### Stated exercise
Set down the listing below word for word, starting at its first line and ending at the line that contains "y2-tick-label: 3,300 xyxy=(745,468,808,496)", with both ends included.

-- START OF Raw data --

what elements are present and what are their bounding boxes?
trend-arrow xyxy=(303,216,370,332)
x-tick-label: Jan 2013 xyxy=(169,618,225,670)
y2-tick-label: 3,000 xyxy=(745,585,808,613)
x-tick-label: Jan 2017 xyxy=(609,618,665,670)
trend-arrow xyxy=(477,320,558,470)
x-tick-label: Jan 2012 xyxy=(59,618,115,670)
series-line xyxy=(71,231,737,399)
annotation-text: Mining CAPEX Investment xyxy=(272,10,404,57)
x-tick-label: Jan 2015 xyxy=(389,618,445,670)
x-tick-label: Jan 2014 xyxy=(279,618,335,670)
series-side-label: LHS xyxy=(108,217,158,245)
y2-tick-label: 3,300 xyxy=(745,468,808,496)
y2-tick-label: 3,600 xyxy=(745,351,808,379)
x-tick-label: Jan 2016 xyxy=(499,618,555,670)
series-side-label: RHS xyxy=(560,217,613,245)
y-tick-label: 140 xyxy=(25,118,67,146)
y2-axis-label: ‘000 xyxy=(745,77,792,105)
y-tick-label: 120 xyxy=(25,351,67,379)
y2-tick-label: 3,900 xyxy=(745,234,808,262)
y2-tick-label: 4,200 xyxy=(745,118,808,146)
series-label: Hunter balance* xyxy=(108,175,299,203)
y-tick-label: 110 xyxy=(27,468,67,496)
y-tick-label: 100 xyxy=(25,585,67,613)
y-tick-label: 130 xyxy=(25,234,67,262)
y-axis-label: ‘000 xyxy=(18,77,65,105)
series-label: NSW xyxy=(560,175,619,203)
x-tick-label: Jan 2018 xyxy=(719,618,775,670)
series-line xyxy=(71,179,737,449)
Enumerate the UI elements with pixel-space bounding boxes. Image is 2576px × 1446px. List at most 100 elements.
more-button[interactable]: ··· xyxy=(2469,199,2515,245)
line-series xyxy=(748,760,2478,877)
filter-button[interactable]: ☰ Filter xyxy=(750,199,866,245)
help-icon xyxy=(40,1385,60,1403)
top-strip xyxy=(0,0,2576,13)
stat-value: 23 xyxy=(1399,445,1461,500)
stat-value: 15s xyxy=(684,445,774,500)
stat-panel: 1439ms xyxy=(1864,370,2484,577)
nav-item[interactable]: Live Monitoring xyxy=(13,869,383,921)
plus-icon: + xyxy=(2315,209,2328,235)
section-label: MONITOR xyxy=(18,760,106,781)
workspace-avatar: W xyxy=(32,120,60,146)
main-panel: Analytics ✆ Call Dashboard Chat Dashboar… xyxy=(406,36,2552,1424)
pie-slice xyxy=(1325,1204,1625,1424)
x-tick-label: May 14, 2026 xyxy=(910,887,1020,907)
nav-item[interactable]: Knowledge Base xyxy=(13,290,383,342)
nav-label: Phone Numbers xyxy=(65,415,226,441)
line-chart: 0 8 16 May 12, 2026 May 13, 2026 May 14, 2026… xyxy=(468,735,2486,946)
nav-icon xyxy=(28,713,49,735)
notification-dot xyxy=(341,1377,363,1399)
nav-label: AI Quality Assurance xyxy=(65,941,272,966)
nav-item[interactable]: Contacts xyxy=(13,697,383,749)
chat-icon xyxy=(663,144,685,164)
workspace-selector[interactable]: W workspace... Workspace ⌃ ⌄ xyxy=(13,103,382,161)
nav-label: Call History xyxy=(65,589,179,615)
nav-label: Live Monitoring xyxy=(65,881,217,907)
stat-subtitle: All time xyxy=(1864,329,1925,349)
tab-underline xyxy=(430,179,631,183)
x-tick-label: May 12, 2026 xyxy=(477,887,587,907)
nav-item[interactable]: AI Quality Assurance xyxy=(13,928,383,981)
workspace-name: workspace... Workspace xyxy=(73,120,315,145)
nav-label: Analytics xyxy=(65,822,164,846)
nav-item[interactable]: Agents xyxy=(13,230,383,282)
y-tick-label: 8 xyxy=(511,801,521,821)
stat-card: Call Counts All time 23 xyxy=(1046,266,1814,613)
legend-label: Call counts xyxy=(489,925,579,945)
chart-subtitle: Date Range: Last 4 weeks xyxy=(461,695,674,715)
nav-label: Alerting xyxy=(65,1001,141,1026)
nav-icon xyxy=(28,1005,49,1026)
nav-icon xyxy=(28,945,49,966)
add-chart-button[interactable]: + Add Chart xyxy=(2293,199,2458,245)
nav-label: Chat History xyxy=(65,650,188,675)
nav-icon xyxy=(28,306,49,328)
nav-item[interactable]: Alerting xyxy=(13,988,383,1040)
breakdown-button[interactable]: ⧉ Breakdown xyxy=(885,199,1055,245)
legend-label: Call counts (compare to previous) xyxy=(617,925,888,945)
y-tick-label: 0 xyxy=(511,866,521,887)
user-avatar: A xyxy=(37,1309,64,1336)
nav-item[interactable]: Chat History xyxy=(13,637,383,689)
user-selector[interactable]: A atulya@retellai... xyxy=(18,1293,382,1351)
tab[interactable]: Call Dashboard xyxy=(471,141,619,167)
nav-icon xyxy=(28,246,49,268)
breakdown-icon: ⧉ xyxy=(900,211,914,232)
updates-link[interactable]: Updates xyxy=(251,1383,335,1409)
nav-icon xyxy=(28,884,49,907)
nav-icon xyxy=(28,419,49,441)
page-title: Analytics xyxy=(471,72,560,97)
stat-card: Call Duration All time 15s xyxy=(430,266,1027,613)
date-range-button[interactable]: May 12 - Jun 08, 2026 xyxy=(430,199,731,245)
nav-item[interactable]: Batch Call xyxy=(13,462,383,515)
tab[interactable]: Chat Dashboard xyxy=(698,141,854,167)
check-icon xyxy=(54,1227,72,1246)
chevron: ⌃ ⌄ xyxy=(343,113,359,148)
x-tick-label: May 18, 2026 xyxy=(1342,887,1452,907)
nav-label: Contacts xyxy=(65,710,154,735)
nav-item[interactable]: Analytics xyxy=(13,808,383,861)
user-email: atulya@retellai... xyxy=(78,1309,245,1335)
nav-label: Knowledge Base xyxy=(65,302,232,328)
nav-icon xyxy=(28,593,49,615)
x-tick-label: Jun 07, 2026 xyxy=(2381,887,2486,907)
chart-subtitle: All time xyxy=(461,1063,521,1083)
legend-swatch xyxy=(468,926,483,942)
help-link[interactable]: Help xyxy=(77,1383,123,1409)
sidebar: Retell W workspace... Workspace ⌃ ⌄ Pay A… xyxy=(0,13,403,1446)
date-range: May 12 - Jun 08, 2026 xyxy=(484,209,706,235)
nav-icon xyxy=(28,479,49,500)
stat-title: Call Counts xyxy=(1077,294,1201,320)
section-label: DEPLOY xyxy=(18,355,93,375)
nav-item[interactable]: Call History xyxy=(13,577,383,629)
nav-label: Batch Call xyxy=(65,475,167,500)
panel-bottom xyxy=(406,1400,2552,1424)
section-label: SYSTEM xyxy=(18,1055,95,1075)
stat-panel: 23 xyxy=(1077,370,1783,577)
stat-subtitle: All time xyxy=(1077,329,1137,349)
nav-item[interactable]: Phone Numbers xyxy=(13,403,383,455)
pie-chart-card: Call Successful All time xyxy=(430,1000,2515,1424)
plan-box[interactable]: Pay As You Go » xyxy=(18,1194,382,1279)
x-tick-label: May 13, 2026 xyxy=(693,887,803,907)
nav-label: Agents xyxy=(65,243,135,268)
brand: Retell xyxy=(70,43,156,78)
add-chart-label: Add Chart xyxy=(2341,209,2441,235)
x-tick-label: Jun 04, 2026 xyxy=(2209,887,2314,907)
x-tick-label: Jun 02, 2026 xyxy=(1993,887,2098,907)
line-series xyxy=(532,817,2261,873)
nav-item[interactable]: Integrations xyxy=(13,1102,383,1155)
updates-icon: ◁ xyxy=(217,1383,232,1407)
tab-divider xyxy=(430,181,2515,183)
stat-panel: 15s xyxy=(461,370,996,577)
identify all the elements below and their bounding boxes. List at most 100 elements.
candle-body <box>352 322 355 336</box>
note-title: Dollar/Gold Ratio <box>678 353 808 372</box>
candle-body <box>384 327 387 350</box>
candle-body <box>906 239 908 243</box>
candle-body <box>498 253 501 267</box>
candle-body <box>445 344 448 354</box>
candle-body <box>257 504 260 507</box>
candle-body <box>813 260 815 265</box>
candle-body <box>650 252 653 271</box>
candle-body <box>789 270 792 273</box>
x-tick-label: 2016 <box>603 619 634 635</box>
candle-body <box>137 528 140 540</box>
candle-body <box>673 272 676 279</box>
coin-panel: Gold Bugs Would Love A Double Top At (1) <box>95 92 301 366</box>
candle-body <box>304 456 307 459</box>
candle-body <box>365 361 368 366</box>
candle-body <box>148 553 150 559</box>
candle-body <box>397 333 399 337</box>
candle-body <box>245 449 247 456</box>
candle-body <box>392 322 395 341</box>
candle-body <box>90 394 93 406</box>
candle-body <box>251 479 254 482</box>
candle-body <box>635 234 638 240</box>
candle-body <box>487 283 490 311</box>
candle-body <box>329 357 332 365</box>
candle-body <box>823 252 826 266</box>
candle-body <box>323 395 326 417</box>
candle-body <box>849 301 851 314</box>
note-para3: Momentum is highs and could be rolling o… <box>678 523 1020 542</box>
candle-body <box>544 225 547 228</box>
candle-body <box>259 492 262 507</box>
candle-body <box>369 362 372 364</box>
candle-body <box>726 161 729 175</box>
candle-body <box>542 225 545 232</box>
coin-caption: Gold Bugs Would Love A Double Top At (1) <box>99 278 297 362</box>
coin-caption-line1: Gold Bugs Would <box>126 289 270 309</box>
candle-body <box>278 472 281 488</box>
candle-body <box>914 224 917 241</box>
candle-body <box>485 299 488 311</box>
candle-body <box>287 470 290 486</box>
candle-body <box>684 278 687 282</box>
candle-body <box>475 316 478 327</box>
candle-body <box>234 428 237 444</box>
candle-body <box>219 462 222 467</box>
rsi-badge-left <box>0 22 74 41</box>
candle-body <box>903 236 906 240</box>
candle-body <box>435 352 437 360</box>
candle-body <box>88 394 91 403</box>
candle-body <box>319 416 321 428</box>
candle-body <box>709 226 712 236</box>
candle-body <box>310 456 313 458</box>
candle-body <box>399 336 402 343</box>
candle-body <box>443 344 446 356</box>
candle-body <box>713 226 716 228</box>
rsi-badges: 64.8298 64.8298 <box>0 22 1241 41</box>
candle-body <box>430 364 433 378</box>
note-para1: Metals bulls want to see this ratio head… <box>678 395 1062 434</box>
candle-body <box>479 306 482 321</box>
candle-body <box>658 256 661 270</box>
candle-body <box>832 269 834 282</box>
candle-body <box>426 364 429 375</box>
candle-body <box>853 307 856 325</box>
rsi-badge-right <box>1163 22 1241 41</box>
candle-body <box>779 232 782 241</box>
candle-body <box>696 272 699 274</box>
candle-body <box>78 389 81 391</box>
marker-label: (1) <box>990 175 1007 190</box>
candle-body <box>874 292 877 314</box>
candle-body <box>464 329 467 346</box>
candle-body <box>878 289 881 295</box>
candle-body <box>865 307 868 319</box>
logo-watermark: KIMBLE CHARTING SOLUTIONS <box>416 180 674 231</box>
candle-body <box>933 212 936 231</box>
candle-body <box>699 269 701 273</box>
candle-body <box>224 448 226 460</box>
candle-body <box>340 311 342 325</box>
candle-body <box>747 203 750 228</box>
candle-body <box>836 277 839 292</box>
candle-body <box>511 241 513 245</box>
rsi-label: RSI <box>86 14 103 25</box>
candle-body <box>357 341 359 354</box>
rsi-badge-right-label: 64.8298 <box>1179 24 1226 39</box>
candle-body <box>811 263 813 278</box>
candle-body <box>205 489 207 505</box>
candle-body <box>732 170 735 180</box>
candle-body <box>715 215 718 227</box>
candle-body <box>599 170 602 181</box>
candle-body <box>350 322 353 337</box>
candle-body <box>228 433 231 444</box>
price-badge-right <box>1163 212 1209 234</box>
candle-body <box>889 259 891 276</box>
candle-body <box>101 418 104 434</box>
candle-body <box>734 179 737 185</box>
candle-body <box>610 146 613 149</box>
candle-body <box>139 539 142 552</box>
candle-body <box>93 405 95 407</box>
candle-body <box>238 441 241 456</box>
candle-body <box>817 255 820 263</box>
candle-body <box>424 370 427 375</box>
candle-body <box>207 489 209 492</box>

-- END OF Raw data --

### The completed task
what elements are present and what are their bounding boxes?
trend-arrow xyxy=(303,216,370,332)
x-tick-label: Jan 2013 xyxy=(169,618,225,670)
y2-tick-label: 3,000 xyxy=(745,585,808,613)
x-tick-label: Jan 2017 xyxy=(609,618,665,670)
trend-arrow xyxy=(477,320,558,470)
x-tick-label: Jan 2012 xyxy=(59,618,115,670)
series-line xyxy=(71,231,737,399)
annotation-text: Mining CAPEX Investment xyxy=(272,10,404,57)
x-tick-label: Jan 2015 xyxy=(389,618,445,670)
x-tick-label: Jan 2014 xyxy=(279,618,335,670)
series-side-label: LHS xyxy=(108,217,158,245)
y2-tick-label: 3,300 xyxy=(745,468,808,496)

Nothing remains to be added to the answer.